**Records for this task**.

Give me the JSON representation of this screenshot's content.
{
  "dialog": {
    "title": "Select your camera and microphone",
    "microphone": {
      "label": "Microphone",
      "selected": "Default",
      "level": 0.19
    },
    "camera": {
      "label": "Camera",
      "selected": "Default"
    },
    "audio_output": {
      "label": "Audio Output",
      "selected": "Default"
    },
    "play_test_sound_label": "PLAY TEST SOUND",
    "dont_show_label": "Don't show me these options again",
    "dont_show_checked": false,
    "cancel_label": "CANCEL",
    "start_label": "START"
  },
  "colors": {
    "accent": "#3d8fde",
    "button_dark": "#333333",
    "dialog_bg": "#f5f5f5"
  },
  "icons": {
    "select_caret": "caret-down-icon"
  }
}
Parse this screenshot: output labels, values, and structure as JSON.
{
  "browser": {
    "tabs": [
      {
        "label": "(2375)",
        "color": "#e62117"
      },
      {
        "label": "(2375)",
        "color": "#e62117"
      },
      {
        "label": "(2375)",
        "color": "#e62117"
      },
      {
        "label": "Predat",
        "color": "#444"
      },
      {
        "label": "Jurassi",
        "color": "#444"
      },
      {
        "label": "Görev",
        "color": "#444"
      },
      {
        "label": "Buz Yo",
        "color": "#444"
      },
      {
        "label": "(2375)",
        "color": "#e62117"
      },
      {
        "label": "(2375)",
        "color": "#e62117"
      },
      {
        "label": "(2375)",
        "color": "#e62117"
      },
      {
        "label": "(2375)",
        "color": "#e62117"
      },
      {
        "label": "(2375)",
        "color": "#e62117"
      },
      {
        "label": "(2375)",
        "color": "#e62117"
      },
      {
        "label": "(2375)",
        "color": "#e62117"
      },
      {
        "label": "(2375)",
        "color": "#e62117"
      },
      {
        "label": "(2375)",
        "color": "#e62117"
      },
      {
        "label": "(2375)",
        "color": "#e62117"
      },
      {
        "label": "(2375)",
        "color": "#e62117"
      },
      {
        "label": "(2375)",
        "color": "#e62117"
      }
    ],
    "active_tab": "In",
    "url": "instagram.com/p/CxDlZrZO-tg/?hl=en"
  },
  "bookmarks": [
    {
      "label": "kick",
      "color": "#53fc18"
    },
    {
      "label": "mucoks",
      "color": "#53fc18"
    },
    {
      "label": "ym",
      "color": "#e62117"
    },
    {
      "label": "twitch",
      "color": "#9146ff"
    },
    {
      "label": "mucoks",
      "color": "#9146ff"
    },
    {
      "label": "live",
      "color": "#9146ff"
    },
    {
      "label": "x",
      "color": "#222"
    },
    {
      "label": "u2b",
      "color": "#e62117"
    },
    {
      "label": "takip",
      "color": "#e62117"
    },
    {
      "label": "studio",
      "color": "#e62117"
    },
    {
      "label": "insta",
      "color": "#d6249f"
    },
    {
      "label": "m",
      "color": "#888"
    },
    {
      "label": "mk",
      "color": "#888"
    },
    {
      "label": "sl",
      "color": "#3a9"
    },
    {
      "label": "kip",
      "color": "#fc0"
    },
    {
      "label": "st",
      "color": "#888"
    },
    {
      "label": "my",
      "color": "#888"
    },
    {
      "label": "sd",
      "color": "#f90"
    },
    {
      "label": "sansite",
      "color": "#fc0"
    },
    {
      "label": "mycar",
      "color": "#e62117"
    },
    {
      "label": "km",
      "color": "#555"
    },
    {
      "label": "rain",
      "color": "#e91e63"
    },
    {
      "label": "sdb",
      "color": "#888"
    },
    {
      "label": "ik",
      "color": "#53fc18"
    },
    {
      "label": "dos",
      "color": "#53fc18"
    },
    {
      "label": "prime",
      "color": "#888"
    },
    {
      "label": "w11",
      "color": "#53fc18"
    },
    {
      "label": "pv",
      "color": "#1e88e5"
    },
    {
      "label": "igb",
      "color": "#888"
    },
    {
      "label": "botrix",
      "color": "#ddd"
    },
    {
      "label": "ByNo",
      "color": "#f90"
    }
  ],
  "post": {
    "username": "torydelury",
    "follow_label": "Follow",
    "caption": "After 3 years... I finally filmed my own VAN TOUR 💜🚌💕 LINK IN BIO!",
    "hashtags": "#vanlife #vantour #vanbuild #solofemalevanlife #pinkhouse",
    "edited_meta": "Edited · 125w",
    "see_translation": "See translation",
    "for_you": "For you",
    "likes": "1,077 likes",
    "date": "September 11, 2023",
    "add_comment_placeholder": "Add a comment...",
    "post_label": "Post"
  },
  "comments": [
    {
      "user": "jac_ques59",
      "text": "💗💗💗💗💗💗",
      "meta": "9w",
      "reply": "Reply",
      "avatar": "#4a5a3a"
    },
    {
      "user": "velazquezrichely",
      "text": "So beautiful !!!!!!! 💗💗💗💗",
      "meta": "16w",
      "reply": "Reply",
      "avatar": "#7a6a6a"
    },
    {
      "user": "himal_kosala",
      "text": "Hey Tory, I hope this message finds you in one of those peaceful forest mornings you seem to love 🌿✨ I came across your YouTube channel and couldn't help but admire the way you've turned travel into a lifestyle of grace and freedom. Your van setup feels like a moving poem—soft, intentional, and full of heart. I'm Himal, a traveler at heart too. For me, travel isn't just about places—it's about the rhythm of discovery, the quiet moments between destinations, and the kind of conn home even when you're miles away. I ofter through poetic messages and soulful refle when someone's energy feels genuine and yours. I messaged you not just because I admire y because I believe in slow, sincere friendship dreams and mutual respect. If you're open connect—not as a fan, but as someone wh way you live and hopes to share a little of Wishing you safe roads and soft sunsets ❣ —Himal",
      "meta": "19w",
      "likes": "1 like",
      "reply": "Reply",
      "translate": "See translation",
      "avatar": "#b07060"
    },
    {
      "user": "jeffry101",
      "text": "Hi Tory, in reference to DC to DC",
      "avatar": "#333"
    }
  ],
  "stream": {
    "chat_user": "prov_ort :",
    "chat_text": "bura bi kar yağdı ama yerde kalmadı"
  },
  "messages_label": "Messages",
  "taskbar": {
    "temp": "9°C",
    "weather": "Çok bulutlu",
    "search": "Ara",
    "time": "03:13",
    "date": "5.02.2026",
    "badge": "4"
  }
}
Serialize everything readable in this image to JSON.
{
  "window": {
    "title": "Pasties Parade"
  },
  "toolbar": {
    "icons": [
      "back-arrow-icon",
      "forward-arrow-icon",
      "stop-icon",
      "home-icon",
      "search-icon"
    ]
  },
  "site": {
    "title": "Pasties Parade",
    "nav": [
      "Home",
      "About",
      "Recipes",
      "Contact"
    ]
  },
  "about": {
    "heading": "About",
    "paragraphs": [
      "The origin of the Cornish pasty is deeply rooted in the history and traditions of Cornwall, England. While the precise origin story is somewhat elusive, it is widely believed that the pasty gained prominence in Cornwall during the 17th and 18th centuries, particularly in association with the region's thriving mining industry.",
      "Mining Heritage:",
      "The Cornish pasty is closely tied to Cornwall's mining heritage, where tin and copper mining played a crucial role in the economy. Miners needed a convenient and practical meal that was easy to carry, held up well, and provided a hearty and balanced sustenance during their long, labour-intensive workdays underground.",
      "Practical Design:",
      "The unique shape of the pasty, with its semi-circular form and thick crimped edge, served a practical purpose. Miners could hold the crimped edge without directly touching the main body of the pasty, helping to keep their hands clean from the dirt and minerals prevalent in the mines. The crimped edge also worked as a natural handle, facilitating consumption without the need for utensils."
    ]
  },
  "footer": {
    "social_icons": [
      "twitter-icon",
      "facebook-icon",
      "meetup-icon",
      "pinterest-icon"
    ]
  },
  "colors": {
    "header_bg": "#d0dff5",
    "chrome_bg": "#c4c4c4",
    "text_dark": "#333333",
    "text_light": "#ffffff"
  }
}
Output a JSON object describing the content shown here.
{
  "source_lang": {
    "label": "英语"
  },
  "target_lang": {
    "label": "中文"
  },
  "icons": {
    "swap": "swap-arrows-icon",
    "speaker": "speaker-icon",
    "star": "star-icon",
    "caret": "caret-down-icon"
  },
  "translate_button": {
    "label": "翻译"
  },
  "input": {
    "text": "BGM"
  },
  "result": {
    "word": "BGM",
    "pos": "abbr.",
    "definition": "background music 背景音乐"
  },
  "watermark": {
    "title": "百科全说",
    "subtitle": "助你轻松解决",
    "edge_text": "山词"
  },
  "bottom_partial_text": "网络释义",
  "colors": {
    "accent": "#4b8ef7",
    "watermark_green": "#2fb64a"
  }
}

**Work to complete**. Which lines hold the word "Parade"? Copy every one of them.

**Exercise solution**.
    "title": "Pasties Parade"
    "title": "Pasties Parade",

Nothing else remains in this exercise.